▸ **Exercise requirements**: Copy out the entries exactly, from the first line to the last.

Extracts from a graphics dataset
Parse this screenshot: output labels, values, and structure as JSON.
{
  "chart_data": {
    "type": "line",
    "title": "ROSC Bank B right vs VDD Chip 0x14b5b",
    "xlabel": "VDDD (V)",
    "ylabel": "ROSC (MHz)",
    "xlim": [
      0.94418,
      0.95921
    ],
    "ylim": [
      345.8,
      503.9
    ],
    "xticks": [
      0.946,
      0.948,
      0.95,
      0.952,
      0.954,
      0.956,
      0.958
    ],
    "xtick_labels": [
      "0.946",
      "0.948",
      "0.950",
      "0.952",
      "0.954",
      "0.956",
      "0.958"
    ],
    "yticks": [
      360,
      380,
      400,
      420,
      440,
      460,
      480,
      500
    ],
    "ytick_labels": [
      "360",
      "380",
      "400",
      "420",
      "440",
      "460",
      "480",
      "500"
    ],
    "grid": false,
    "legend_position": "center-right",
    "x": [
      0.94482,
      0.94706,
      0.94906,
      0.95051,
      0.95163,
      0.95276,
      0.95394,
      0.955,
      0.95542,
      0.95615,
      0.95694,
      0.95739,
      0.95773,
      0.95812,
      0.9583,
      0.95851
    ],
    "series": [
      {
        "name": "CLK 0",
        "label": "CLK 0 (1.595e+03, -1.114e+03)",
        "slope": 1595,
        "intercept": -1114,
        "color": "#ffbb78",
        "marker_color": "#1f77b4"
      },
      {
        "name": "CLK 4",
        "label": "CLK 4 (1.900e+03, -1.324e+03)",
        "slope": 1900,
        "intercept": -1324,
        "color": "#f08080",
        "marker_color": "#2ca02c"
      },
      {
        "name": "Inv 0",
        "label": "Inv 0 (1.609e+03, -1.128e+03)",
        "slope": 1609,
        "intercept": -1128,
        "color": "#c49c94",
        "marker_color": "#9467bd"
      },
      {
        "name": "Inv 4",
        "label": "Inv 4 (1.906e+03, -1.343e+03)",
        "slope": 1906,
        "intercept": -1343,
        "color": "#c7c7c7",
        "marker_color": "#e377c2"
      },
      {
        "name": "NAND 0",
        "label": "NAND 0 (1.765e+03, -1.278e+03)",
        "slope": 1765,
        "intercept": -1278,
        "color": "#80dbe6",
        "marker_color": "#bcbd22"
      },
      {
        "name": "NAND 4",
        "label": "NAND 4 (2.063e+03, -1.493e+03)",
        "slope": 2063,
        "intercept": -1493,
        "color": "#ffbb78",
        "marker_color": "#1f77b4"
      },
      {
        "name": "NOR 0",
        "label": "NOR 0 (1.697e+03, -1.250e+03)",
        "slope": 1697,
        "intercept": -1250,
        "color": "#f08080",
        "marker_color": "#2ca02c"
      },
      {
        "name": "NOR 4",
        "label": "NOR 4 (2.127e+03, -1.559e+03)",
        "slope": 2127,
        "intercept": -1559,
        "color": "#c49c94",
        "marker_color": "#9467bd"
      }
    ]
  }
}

▸ **Answer for this exercise**:
Parse this screenshot: output labels, values, and structure as JSON.
{
  "chart_data": {
    "type": "line",
    "title": "ROSC Bank B right vs VDD Chip 0x14b5b",
    "xlabel": "VDDD (V)",
    "ylabel": "ROSC (MHz)",
    "xlim": [
      0.94418,
      0.95921
    ],
    "ylim": [
      345.8,
      503.9
    ],
    "xticks": [
      0.946,
      0.948,
      0.95,
      0.952,
      0.954,
      0.956,
      0.958
    ],
    "xtick_labels": [
      "0.946",
      "0.948",
      "0.950",
      "0.952",
      "0.954",
      "0.956",
      "0.958"
    ],
    "yticks": [
      360,
      380,
      400,
      420,
      440,
      460,
      480,
      500
    ],
    "ytick_labels": [
      "360",
      "380",
      "400",
      "420",
      "440",
      "460",
      "480",
      "500"
    ],
    "grid": false,
    "legend_position": "center-right",
    "x": [
      0.94482,
      0.94706,
      0.94906,
      0.95051,
      0.95163,
      0.95276,
      0.95394,
      0.955,
      0.95542,
      0.95615,
      0.95694,
      0.95739,
      0.95773,
      0.95812,
      0.9583,
      0.95851
    ],
    "series": [
      {
        "name": "CLK 0",
        "label": "CLK 0 (1.595e+03, -1.114e+03)",
        "slope": 1595,
        "intercept": -1114,
        "color": "#ffbb78",
        "marker_color": "#1f77b4"
      },
      {
        "name": "CLK 4",
        "label": "CLK 4 (1.900e+03, -1.324e+03)",
        "slope": 1900,
        "intercept": -1324,
        "color": "#f08080",
        "marker_color": "#2ca02c"
      },
      {
        "name": "Inv 0",
        "label": "Inv 0 (1.609e+03, -1.128e+03)",
        "slope": 1609,
        "intercept": -1128,
        "color": "#c49c94",
        "marker_color": "#9467bd"
      },
      {
        "name": "Inv 4",
        "label": "Inv 4 (1.906e+03, -1.343e+03)",
        "slope": 1906,
        "intercept": -1343,
        "color": "#c7c7c7",
        "marker_color": "#e377c2"
      },
      {
        "name": "NAND 0",
        "label": "NAND 0 (1.765e+03, -1.278e+03)",
        "slope": 1765,
        "intercept": -1278,
        "color": "#80dbe6",
        "marker_color": "#bcbd22"
      },
      {
        "name": "NAND 4",
        "label": "NAND 4 (2.063e+03, -1.493e+03)",
        "slope": 2063,
        "intercept": -1493,
        "color": "#ffbb78",
        "marker_color": "#1f77b4"
      },
      {
        "name": "NOR 0",
        "label": "NOR 0 (1.697e+03, -1.250e+03)",
        "slope": 1697,
        "intercept": -1250,
        "color": "#f08080",
        "marker_color": "#2ca02c"
      },
      {
        "name": "NOR 4",
        "label": "NOR 4 (2.127e+03, -1.559e+03)",
        "slope": 2127,
        "intercept": -1559,
        "color": "#c49c94",
        "marker_color": "#9467bd"
      }
    ]
  }
}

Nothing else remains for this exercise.